— WHAT YOU HAVE TO DO —
Set the listing down unchanged, minus every embedded image.

(Extracted data entries)
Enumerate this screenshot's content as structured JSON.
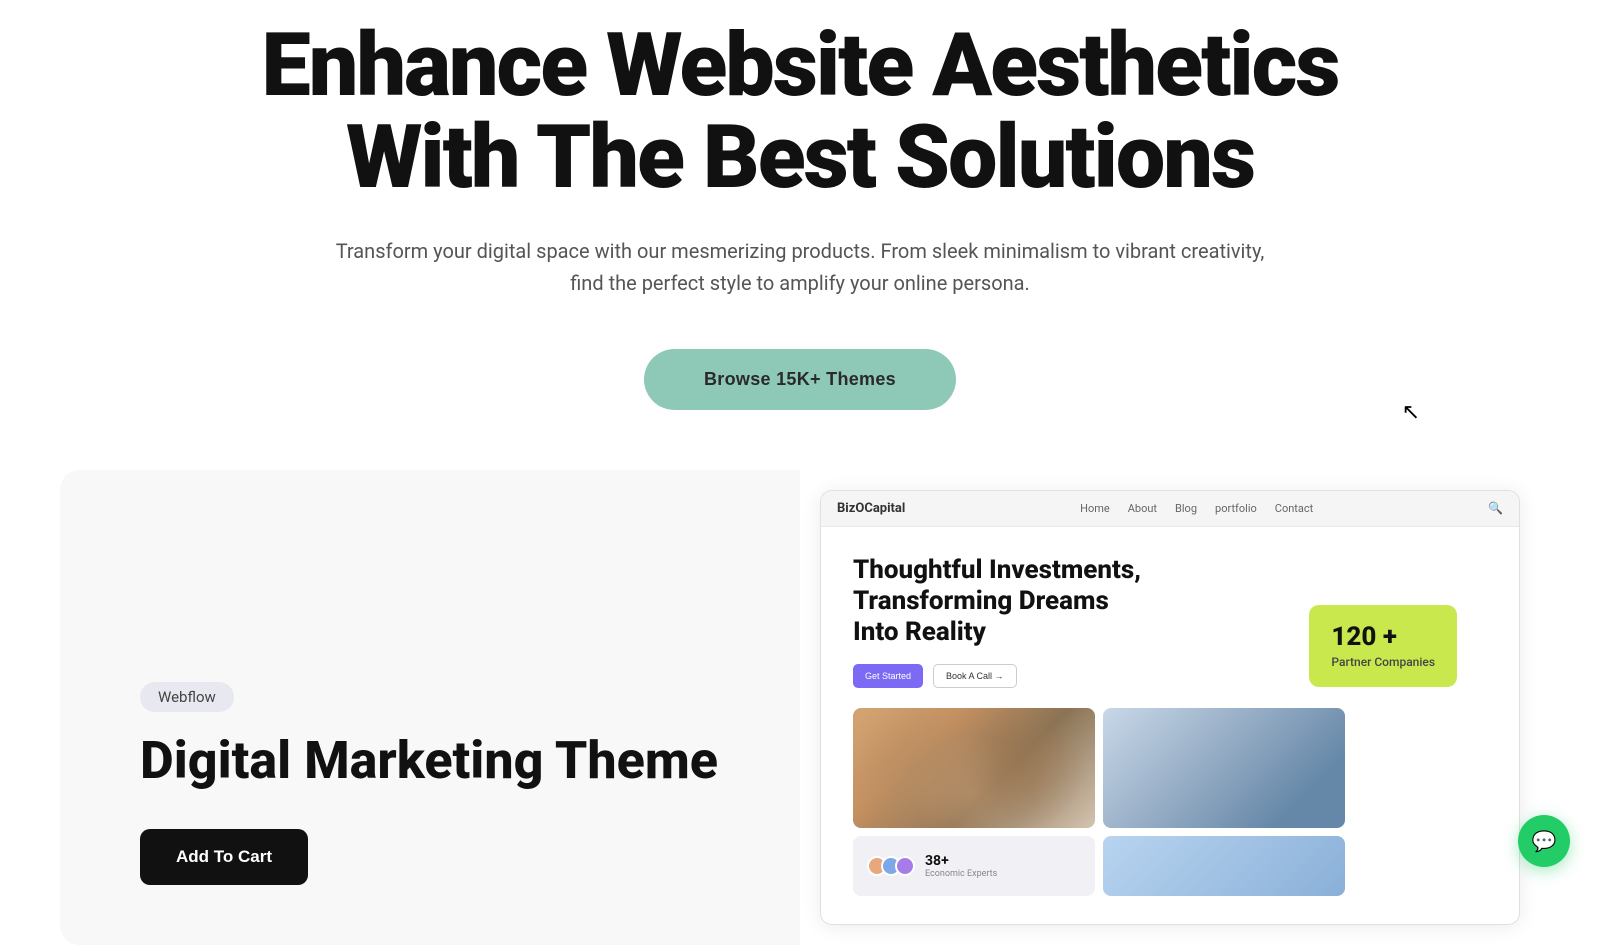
{
  "hero": {
    "title_line1": "Enhance Website Aesthetics",
    "title_line2": "With The Best Solutions",
    "subtitle": "Transform your digital space with our mesmerizing products. From sleek minimalism to vibrant creativity, find the perfect style to amplify your online persona.",
    "browse_button": "Browse 15K+ Themes"
  },
  "product_card": {
    "badge": "Webflow",
    "theme_title": "Digital Marketing Theme",
    "add_to_cart": "Add To Cart"
  },
  "preview": {
    "brand": "BizOCapital",
    "nav_items": [
      "Home",
      "About",
      "Blog",
      "Portfolio",
      "Contact"
    ],
    "headline_line1": "Thoughtful Investments,",
    "headline_line2": "Transforming Dreams",
    "headline_line3": "Into Reality",
    "btn_primary": "Get Started",
    "btn_secondary": "Book A Call →",
    "stat_number": "120 +",
    "stat_label": "Partner Companies",
    "bottom_stat_number": "38+",
    "bottom_stat_label": "Economic Experts"
  },
  "chat": {
    "icon": "💬"
  },
  "colors": {
    "accent_green": "#8ec9b8",
    "stat_yellow": "#c8e84e",
    "dark": "#111111",
    "badge_bg": "#e8e8f0"
  }
}
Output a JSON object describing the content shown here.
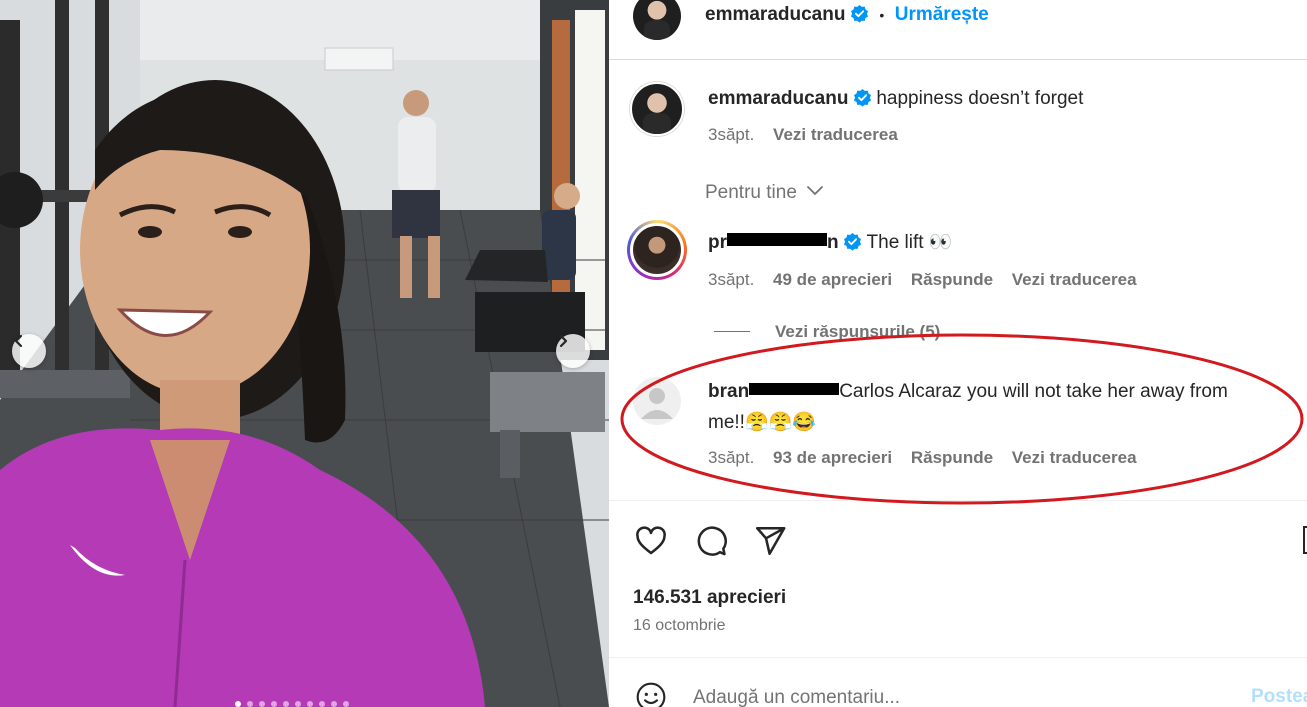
{
  "header": {
    "username": "emmaraducanu",
    "separator": "•",
    "follow_label": "Urmărește"
  },
  "caption": {
    "username": "emmaraducanu",
    "text": "happiness doesn’t forget",
    "time": "3săpt.",
    "translate_label": "Vezi traducerea"
  },
  "sort_label": "Pentru tine",
  "comments": [
    {
      "username_visible": "pr",
      "username_tail": "n",
      "text": "The lift 👀",
      "time": "3săpt.",
      "likes": "49 de aprecieri",
      "reply_label": "Răspunde",
      "translate_label": "Vezi traducerea",
      "view_replies_label": "Vezi răspunsurile (5)"
    },
    {
      "username_visible": "bran",
      "username_tail": "",
      "text_line1": "Carlos Alcaraz you will not take her away from",
      "text_line2": "me!!😤😤😂",
      "time": "3săpt.",
      "likes": "93 de aprecieri",
      "reply_label": "Răspunde",
      "translate_label": "Vezi traducerea"
    }
  ],
  "likes_count": "146.531 aprecieri",
  "post_date": "16 octombrie",
  "comment_box": {
    "placeholder": "Adaugă un comentariu...",
    "post_label": "Postează"
  },
  "icons": {
    "like": "heart-icon",
    "comment": "speech-bubble-icon",
    "share": "paper-plane-icon",
    "emoji": "smiley-icon",
    "verified": "verified-badge-icon",
    "chevron": "chevron-down-icon"
  },
  "colors": {
    "link_blue": "#0095f6",
    "verified_blue": "#0095f6",
    "muted_text": "#737373",
    "annotation_red": "#d11a1f",
    "jacket_magenta": "#b43ab6"
  },
  "carousel": {
    "slides": 10,
    "active_index": 0
  }
}
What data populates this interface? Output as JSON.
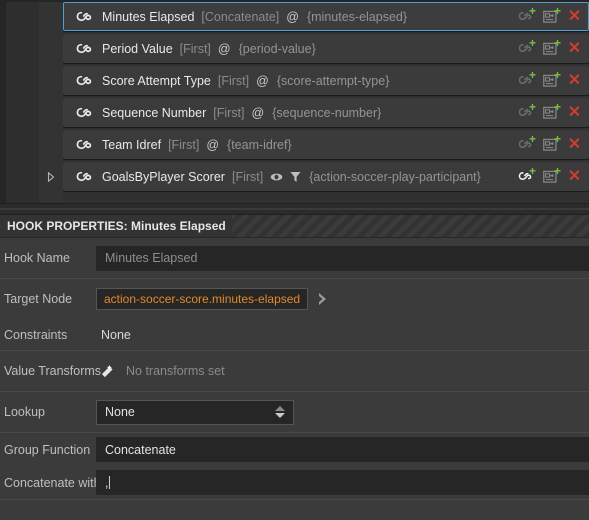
{
  "hook_list": {
    "rows": [
      {
        "icon": "hook-link-icon",
        "name": "Minutes Elapsed",
        "function": "[Concatenate]",
        "at": "@",
        "path": "{minutes-elapsed}",
        "selected": true,
        "has_expander": false,
        "has_eye": false,
        "has_filter": false,
        "link_active": false
      },
      {
        "icon": "hook-link-icon",
        "name": "Period Value",
        "function": "[First]",
        "at": "@",
        "path": "{period-value}",
        "selected": false,
        "has_expander": false,
        "has_eye": false,
        "has_filter": false,
        "link_active": false
      },
      {
        "icon": "hook-link-icon",
        "name": "Score Attempt Type",
        "function": "[First]",
        "at": "@",
        "path": "{score-attempt-type}",
        "selected": false,
        "has_expander": false,
        "has_eye": false,
        "has_filter": false,
        "link_active": false
      },
      {
        "icon": "hook-link-icon",
        "name": "Sequence Number",
        "function": "[First]",
        "at": "@",
        "path": "{sequence-number}",
        "selected": false,
        "has_expander": false,
        "has_eye": false,
        "has_filter": false,
        "link_active": false
      },
      {
        "icon": "hook-link-icon",
        "name": "Team Idref",
        "function": "[First]",
        "at": "@",
        "path": "{team-idref}",
        "selected": false,
        "has_expander": false,
        "has_eye": false,
        "has_filter": false,
        "link_active": false
      },
      {
        "icon": "hook-link-icon",
        "name": "GoalsByPlayer Scorer",
        "function": "[First]",
        "at": "",
        "path": "{action-soccer-play-participant}",
        "selected": false,
        "has_expander": true,
        "has_eye": true,
        "has_filter": true,
        "link_active": true
      }
    ],
    "actions": {
      "link_tooltip": "add-link",
      "node_tooltip": "add-node",
      "delete_label": "✕"
    }
  },
  "properties": {
    "header_title": "HOOK PROPERTIES: Minutes Elapsed",
    "hook_name": {
      "label": "Hook Name",
      "value": "Minutes Elapsed"
    },
    "target_node": {
      "label": "Target Node",
      "value": "action-soccer-score.minutes-elapsed"
    },
    "constraints": {
      "label": "Constraints",
      "value": "None"
    },
    "value_transforms": {
      "label": "Value Transforms",
      "value": "No transforms set"
    },
    "lookup": {
      "label": "Lookup",
      "value": "None"
    },
    "group_function": {
      "label": "Group Function",
      "value": "Concatenate"
    },
    "concatenate_with": {
      "label": "Concatenate with",
      "value": ","
    }
  },
  "colors": {
    "accent_selection": "#4a9fd4",
    "target_node_text": "#e08b2c",
    "delete_red": "#cf3b35",
    "plus_green": "#6fc34b"
  }
}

— RESULT OF THE EXERCISE —
Enumerate this screenshot's content as structured JSON.
{
  "hero": {
    "title_line1": "Enhance Website Aesthetics",
    "title_line2": "With The Best Solutions",
    "subtitle": "Transform your digital space with our mesmerizing products. From sleek minimalism to vibrant creativity, find the perfect style to amplify your online persona.",
    "browse_button": "Browse 15K+ Themes"
  },
  "product_card": {
    "badge": "Webflow",
    "theme_title": "Digital Marketing Theme",
    "add_to_cart": "Add To Cart"
  },
  "preview": {
    "brand": "BizOCapital",
    "nav_items": [
      "Home",
      "About",
      "Blog",
      "Portfolio",
      "Contact"
    ],
    "headline_line1": "Thoughtful Investments,",
    "headline_line2": "Transforming Dreams",
    "headline_line3": "Into Reality",
    "btn_primary": "Get Started",
    "btn_secondary": "Book A Call →",
    "stat_number": "120 +",
    "stat_label": "Partner Companies",
    "bottom_stat_number": "38+",
    "bottom_stat_label": "Economic Experts"
  },
  "chat": {
    "icon": "💬"
  },
  "colors": {
    "accent_green": "#8ec9b8",
    "stat_yellow": "#c8e84e",
    "dark": "#111111",
    "badge_bg": "#e8e8f0"
  }
}
Output a JSON object describing the content shown here.
{
  "header": {
    "username": "emmaraducanu",
    "separator": "•",
    "follow_label": "Urmărește"
  },
  "caption": {
    "username": "emmaraducanu",
    "text": "happiness doesn’t forget",
    "time": "3săpt.",
    "translate_label": "Vezi traducerea"
  },
  "sort_label": "Pentru tine",
  "comments": [
    {
      "username_visible": "pr",
      "username_tail": "n",
      "text": "The lift 👀",
      "time": "3săpt.",
      "likes": "49 de aprecieri",
      "reply_label": "Răspunde",
      "translate_label": "Vezi traducerea",
      "view_replies_label": "Vezi răspunsurile (5)"
    },
    {
      "username_visible": "bran",
      "username_tail": "",
      "text_line1": "Carlos Alcaraz you will not take her away from",
      "text_line2": "me!!😤😤😂",
      "time": "3săpt.",
      "likes": "93 de aprecieri",
      "reply_label": "Răspunde",
      "translate_label": "Vezi traducerea"
    }
  ],
  "likes_count": "146.531 aprecieri",
  "post_date": "16 octombrie",
  "comment_box": {
    "placeholder": "Adaugă un comentariu...",
    "post_label": "Postează"
  },
  "icons": {
    "like": "heart-icon",
    "comment": "speech-bubble-icon",
    "share": "paper-plane-icon",
    "emoji": "smiley-icon",
    "verified": "verified-badge-icon",
    "chevron": "chevron-down-icon"
  },
  "colors": {
    "link_blue": "#0095f6",
    "verified_blue": "#0095f6",
    "muted_text": "#737373",
    "annotation_red": "#d11a1f",
    "jacket_magenta": "#b43ab6"
  },
  "carousel": {
    "slides": 10,
    "active_index": 0
  }
}
What data populates this interface? Output as JSON.
{
  "hook_list": {
    "rows": [
      {
        "icon": "hook-link-icon",
        "name": "Minutes Elapsed",
        "function": "[Concatenate]",
        "at": "@",
        "path": "{minutes-elapsed}",
        "selected": true,
        "has_expander": false,
        "has_eye": false,
        "has_filter": false,
        "link_active": false
      },
      {
        "icon": "hook-link-icon",
        "name": "Period Value",
        "function": "[First]",
        "at": "@",
        "path": "{period-value}",
        "selected": false,
        "has_expander": false,
        "has_eye": false,
        "has_filter": false,
        "link_active": false
      },
      {
        "icon": "hook-link-icon",
        "name": "Score Attempt Type",
        "function": "[First]",
        "at": "@",
        "path": "{score-attempt-type}",
        "selected": false,
        "has_expander": false,
        "has_eye": false,
        "has_filter": false,
        "link_active": false
      },
      {
        "icon": "hook-link-icon",
        "name": "Sequence Number",
        "function": "[First]",
        "at": "@",
        "path": "{sequence-number}",
        "selected": false,
        "has_expander": false,
        "has_eye": false,
        "has_filter": false,
        "link_active": false
      },
      {
        "icon": "hook-link-icon",
        "name": "Team Idref",
        "function": "[First]",
        "at": "@",
        "path": "{team-idref}",
        "selected": false,
        "has_expander": false,
        "has_eye": false,
        "has_filter": false,
        "link_active": false
      },
      {
        "icon": "hook-link-icon",
        "name": "GoalsByPlayer Scorer",
        "function": "[First]",
        "at": "",
        "path": "{action-soccer-play-participant}",
        "selected": false,
        "has_expander": true,
        "has_eye": true,
        "has_filter": true,
        "link_active": true
      }
    ],
    "actions": {
      "link_tooltip": "add-link",
      "node_tooltip": "add-node",
      "delete_label": "✕"
    }
  },
  "properties": {
    "header_title": "HOOK PROPERTIES: Minutes Elapsed",
    "hook_name": {
      "label": "Hook Name",
      "value": "Minutes Elapsed"
    },
    "target_node": {
      "label": "Target Node",
      "value": "action-soccer-score.minutes-elapsed"
    },
    "constraints": {
      "label": "Constraints",
      "value": "None"
    },
    "value_transforms": {
      "label": "Value Transforms",
      "value": "No transforms set"
    },
    "lookup": {
      "label": "Lookup",
      "value": "None"
    },
    "group_function": {
      "label": "Group Function",
      "value": "Concatenate"
    },
    "concatenate_with": {
      "label": "Concatenate with",
      "value": ","
    }
  },
  "colors": {
    "accent_selection": "#4a9fd4",
    "target_node_text": "#e08b2c",
    "delete_red": "#cf3b35",
    "plus_green": "#6fc34b"
  }
}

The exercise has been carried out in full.